EXERCISE OBJECTIVE:
Wherever a line holds the word "data", copy that line out.
— start of RECORDS FOR PROCESSING —
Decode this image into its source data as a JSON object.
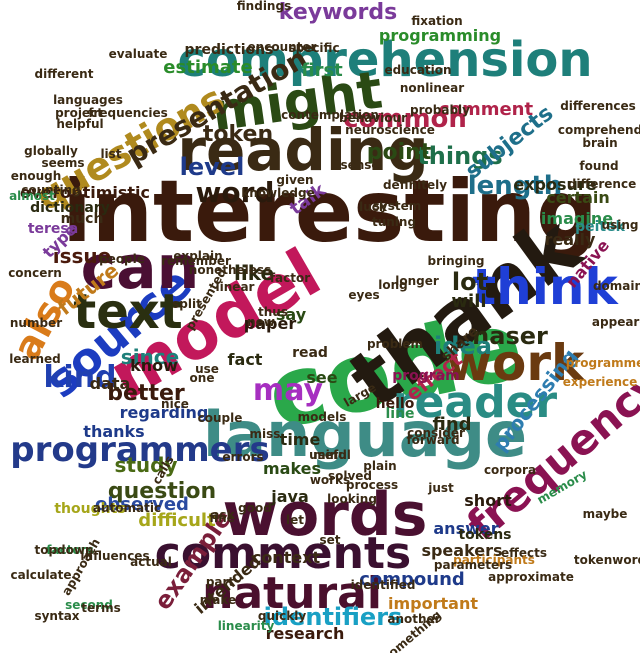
{
  "image_title": "",
  "words": [
    {
      "text": "interesting",
      "color": "#3a1a0c"
    },
    {
      "text": "code",
      "color": "#2aa84a"
    },
    {
      "text": "language",
      "color": "#3e8c86"
    },
    {
      "text": "model",
      "color": "#c2185b"
    },
    {
      "text": "words",
      "color": "#4a1030"
    },
    {
      "text": "thank",
      "color": "#231a10"
    },
    {
      "text": "reading",
      "color": "#3a2a14"
    },
    {
      "text": "source",
      "color": "#1c3cc0"
    },
    {
      "text": "comprehension",
      "color": "#1e7f7a"
    },
    {
      "text": "can",
      "color": "#4a0f33"
    },
    {
      "text": "text",
      "color": "#2a2f10"
    },
    {
      "text": "think",
      "color": "#1f3fd6"
    },
    {
      "text": "might",
      "color": "#2a4a14"
    },
    {
      "text": "frequency",
      "color": "#8a1252"
    },
    {
      "text": "work",
      "color": "#6a3a10"
    },
    {
      "text": "reader",
      "color": "#2a8c84"
    },
    {
      "text": "also",
      "color": "#d97b1a"
    },
    {
      "text": "natural",
      "color": "#4a0f2c"
    },
    {
      "text": "comments",
      "color": "#3a1030"
    },
    {
      "text": "programmers",
      "color": "#233a8a"
    },
    {
      "text": "questions",
      "color": "#b08a1e"
    },
    {
      "text": "identifiers",
      "color": "#19a0c4"
    },
    {
      "text": "length",
      "color": "#1e6f8a"
    },
    {
      "text": "may",
      "color": "#a62fc0"
    },
    {
      "text": "kind",
      "color": "#2040b0"
    },
    {
      "text": "presentation",
      "color": "#3a2a14"
    },
    {
      "text": "naser",
      "color": "#2a2a10"
    },
    {
      "text": "word",
      "color": "#2a1a0c"
    },
    {
      "text": "common",
      "color": "#b0234a"
    },
    {
      "text": "things",
      "color": "#1e6f4a"
    },
    {
      "text": "subjects",
      "color": "#1e6f8a"
    },
    {
      "text": "processing",
      "color": "#2e7db0"
    },
    {
      "text": "example",
      "color": "#7a1e3a"
    },
    {
      "text": "question",
      "color": "#3a4a14"
    },
    {
      "text": "effect",
      "color": "#b0234a"
    },
    {
      "text": "idea",
      "color": "#1e7f7a"
    },
    {
      "text": "future",
      "color": "#c07a1a"
    },
    {
      "text": "better",
      "color": "#3a1a0c"
    },
    {
      "text": "keywords",
      "color": "#7a3a9a"
    },
    {
      "text": "token",
      "color": "#3a2a14"
    },
    {
      "text": "level",
      "color": "#1e3a8a"
    },
    {
      "text": "point",
      "color": "#2a4a14"
    },
    {
      "text": "lot",
      "color": "#2a2a10"
    },
    {
      "text": "study",
      "color": "#4a6a14"
    },
    {
      "text": "programming",
      "color": "#2a8c2a"
    },
    {
      "text": "like",
      "color": "#2a2a10"
    },
    {
      "text": "since",
      "color": "#1e7f7a"
    },
    {
      "text": "issue",
      "color": "#4a1a0c"
    },
    {
      "text": "compound",
      "color": "#1e3a8a"
    },
    {
      "text": "difficult",
      "color": "#a6a61a"
    },
    {
      "text": "overoptimistic",
      "color": "#3a1a0c"
    },
    {
      "text": "observed",
      "color": "#2a4aa0"
    },
    {
      "text": "thanks",
      "color": "#1e3a8a"
    },
    {
      "text": "estimate",
      "color": "#2a8c2a"
    },
    {
      "text": "first",
      "color": "#2a8c4a"
    },
    {
      "text": "comment",
      "color": "#b0234a"
    },
    {
      "text": "know",
      "color": "#2a1a0c"
    },
    {
      "text": "talk",
      "color": "#7a3a9a"
    },
    {
      "text": "find",
      "color": "#2a2a10"
    },
    {
      "text": "regarding",
      "color": "#1e3a8a"
    },
    {
      "text": "will",
      "color": "#2a2a10"
    },
    {
      "text": "short",
      "color": "#2a1a0c"
    },
    {
      "text": "answer",
      "color": "#1e3a8a"
    },
    {
      "text": "makes",
      "color": "#2a4a14"
    },
    {
      "text": "intended",
      "color": "#3a2a14"
    },
    {
      "text": "context",
      "color": "#3a2a14"
    },
    {
      "text": "important",
      "color": "#c07a1a"
    },
    {
      "text": "research",
      "color": "#3a1a0c"
    },
    {
      "text": "java",
      "color": "#2a2a10"
    },
    {
      "text": "native",
      "color": "#8a1252"
    },
    {
      "text": "really",
      "color": "#3a2a14"
    },
    {
      "text": "imagine",
      "color": "#2a8c4a"
    },
    {
      "text": "certain",
      "color": "#3a4a14"
    },
    {
      "text": "speakers",
      "color": "#3a2a14"
    },
    {
      "text": "exposure",
      "color": "#2a2a10"
    },
    {
      "text": "type",
      "color": "#7a3a9a"
    },
    {
      "text": "data",
      "color": "#3a2a14"
    },
    {
      "text": "time",
      "color": "#2a2a10"
    },
    {
      "text": "fact",
      "color": "#2a2a10"
    },
    {
      "text": "say",
      "color": "#2a4a14"
    },
    {
      "text": "see",
      "color": "#2a4a14"
    },
    {
      "text": "thoughts",
      "color": "#a6a61a"
    },
    {
      "text": "dictionary",
      "color": "#2a2a10"
    },
    {
      "text": "teresa",
      "color": "#7a3a9a"
    },
    {
      "text": "much",
      "color": "#3a2a14"
    },
    {
      "text": "paper",
      "color": "#2a1a0c"
    },
    {
      "text": "read",
      "color": "#3a2a14"
    },
    {
      "text": "share",
      "color": "#3a2a14"
    },
    {
      "text": "program",
      "color": "#8a1252"
    },
    {
      "text": "line",
      "color": "#2a8c4a"
    },
    {
      "text": "hello",
      "color": "#3a1a0c"
    },
    {
      "text": "peitek",
      "color": "#2a8c8a"
    },
    {
      "text": "tokens",
      "color": "#2a2a10"
    },
    {
      "text": "findings",
      "color": "#3a2a14"
    },
    {
      "text": "predictions",
      "color": "#3a2a14"
    },
    {
      "text": "different",
      "color": "#3a2a14"
    },
    {
      "text": "languages",
      "color": "#3a2a14"
    },
    {
      "text": "knowledge",
      "color": "#3a2a14"
    },
    {
      "text": "counting",
      "color": "#3a2a14"
    },
    {
      "text": "enough",
      "color": "#3a2a14"
    },
    {
      "text": "almost",
      "color": "#2a8c4a"
    },
    {
      "text": "people",
      "color": "#3a2a14"
    },
    {
      "text": "remember",
      "color": "#3a2a14"
    },
    {
      "text": "explain",
      "color": "#3a2a14"
    },
    {
      "text": "concern",
      "color": "#3a2a14"
    },
    {
      "text": "split",
      "color": "#3a2a14"
    },
    {
      "text": "factor",
      "color": "#3a2a14"
    },
    {
      "text": "eyes",
      "color": "#3a2a14"
    },
    {
      "text": "long",
      "color": "#3a2a14"
    },
    {
      "text": "longer",
      "color": "#3a2a14"
    },
    {
      "text": "calculate",
      "color": "#3a2a14"
    },
    {
      "text": "approach",
      "color": "#3a2a14"
    },
    {
      "text": "factors",
      "color": "#2a8c4a"
    },
    {
      "text": "second",
      "color": "#2a8c4a"
    },
    {
      "text": "terms",
      "color": "#3a2a14"
    },
    {
      "text": "influences",
      "color": "#3a2a14"
    },
    {
      "text": "automatic",
      "color": "#3a2a14"
    },
    {
      "text": "topdown",
      "color": "#3a2a14"
    },
    {
      "text": "syntax",
      "color": "#3a2a14"
    },
    {
      "text": "linearity",
      "color": "#2a8c4a"
    },
    {
      "text": "identified",
      "color": "#3a2a14"
    },
    {
      "text": "something",
      "color": "#3a2a14"
    },
    {
      "text": "approximate",
      "color": "#3a2a14"
    },
    {
      "text": "effects",
      "color": "#3a2a14"
    },
    {
      "text": "participants",
      "color": "#c07a1a"
    },
    {
      "text": "parameters",
      "color": "#3a2a14"
    },
    {
      "text": "tokenword",
      "color": "#3a2a14"
    },
    {
      "text": "maybe",
      "color": "#3a2a14"
    },
    {
      "text": "memory",
      "color": "#2a8c4a"
    },
    {
      "text": "experience",
      "color": "#c07a1a"
    },
    {
      "text": "programmer",
      "color": "#c07a1a"
    },
    {
      "text": "domain",
      "color": "#3a2a14"
    },
    {
      "text": "appeared",
      "color": "#3a2a14"
    },
    {
      "text": "using",
      "color": "#3a2a14"
    },
    {
      "text": "brain",
      "color": "#3a2a14"
    },
    {
      "text": "found",
      "color": "#3a2a14"
    },
    {
      "text": "difference",
      "color": "#3a2a14"
    },
    {
      "text": "comprehend",
      "color": "#3a2a14"
    },
    {
      "text": "differences",
      "color": "#3a2a14"
    },
    {
      "text": "fixation",
      "color": "#3a2a14"
    },
    {
      "text": "education",
      "color": "#3a2a14"
    },
    {
      "text": "behaviour",
      "color": "#3a2a14"
    },
    {
      "text": "neuroscience",
      "color": "#3a2a14"
    },
    {
      "text": "probably",
      "color": "#3a2a14"
    },
    {
      "text": "definitely",
      "color": "#3a2a14"
    },
    {
      "text": "system",
      "color": "#3a2a14"
    },
    {
      "text": "tuning",
      "color": "#3a2a14"
    },
    {
      "text": "luck",
      "color": "#3a2a14"
    },
    {
      "text": "sense",
      "color": "#3a2a14"
    },
    {
      "text": "given",
      "color": "#3a2a14"
    },
    {
      "text": "list",
      "color": "#3a2a14"
    },
    {
      "text": "globally",
      "color": "#3a2a14"
    },
    {
      "text": "seems",
      "color": "#3a2a14"
    },
    {
      "text": "helpful",
      "color": "#3a2a14"
    },
    {
      "text": "project",
      "color": "#3a2a14"
    },
    {
      "text": "frequencies",
      "color": "#3a2a14"
    },
    {
      "text": "evaluate",
      "color": "#3a2a14"
    },
    {
      "text": "encounter",
      "color": "#3a2a14"
    },
    {
      "text": "specific",
      "color": "#3a2a14"
    },
    {
      "text": "contemplation",
      "color": "#3a2a14"
    },
    {
      "text": "nonlinear",
      "color": "#3a2a14"
    },
    {
      "text": "presented",
      "color": "#3a2a14"
    },
    {
      "text": "nonetheless",
      "color": "#3a2a14"
    },
    {
      "text": "linear",
      "color": "#3a2a14"
    },
    {
      "text": "thus",
      "color": "#3a2a14"
    },
    {
      "text": "new",
      "color": "#3a2a14"
    },
    {
      "text": "one",
      "color": "#3a2a14"
    },
    {
      "text": "use",
      "color": "#3a2a14"
    },
    {
      "text": "nice",
      "color": "#3a2a14"
    },
    {
      "text": "couple",
      "color": "#3a2a14"
    },
    {
      "text": "miss",
      "color": "#3a2a14"
    },
    {
      "text": "solved",
      "color": "#3a2a14"
    },
    {
      "text": "process",
      "color": "#3a2a14"
    },
    {
      "text": "looking",
      "color": "#3a2a14"
    },
    {
      "text": "just",
      "color": "#3a2a14"
    },
    {
      "text": "corpora",
      "color": "#3a2a14"
    },
    {
      "text": "forward",
      "color": "#3a2a14"
    },
    {
      "text": "consider",
      "color": "#3a2a14"
    },
    {
      "text": "plain",
      "color": "#3a2a14"
    },
    {
      "text": "works",
      "color": "#3a2a14"
    },
    {
      "text": "useful",
      "color": "#3a2a14"
    },
    {
      "text": "models",
      "color": "#3a2a14"
    },
    {
      "text": "large",
      "color": "#3a2a14"
    },
    {
      "text": "errors",
      "color": "#3a2a14"
    },
    {
      "text": "ask",
      "color": "#3a2a14"
    },
    {
      "text": "good",
      "color": "#3a2a14"
    },
    {
      "text": "let",
      "color": "#3a2a14"
    },
    {
      "text": "set",
      "color": "#3a2a14"
    },
    {
      "text": "part",
      "color": "#3a2a14"
    },
    {
      "text": "make",
      "color": "#3a2a14"
    },
    {
      "text": "quickly",
      "color": "#3a2a14"
    },
    {
      "text": "calls",
      "color": "#3a2a14"
    },
    {
      "text": "fine",
      "color": "#3a2a14"
    },
    {
      "text": "actual",
      "color": "#3a2a14"
    },
    {
      "text": "number",
      "color": "#3a2a14"
    },
    {
      "text": "learned",
      "color": "#3a2a14"
    },
    {
      "text": "another",
      "color": "#3a2a14"
    },
    {
      "text": "problem",
      "color": "#3a2a14"
    },
    {
      "text": "bringing",
      "color": "#3a2a14"
    },
    {
      "text": "mind",
      "color": "#3a2a14"
    },
    {
      "text": "many",
      "color": "#3a2a14"
    },
    {
      "text": "attention",
      "color": "#3a2a14"
    },
    {
      "text": "build",
      "color": "#3a2a14"
    },
    {
      "text": "get",
      "color": "#3a2a14"
    },
    {
      "text": "look",
      "color": "#3a2a14"
    }
  ]
}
— end of RECORDS FOR PROCESSING —
COMPLETE ANSWER:
Decode this image into its source data as a JSON object.
      "text": "data",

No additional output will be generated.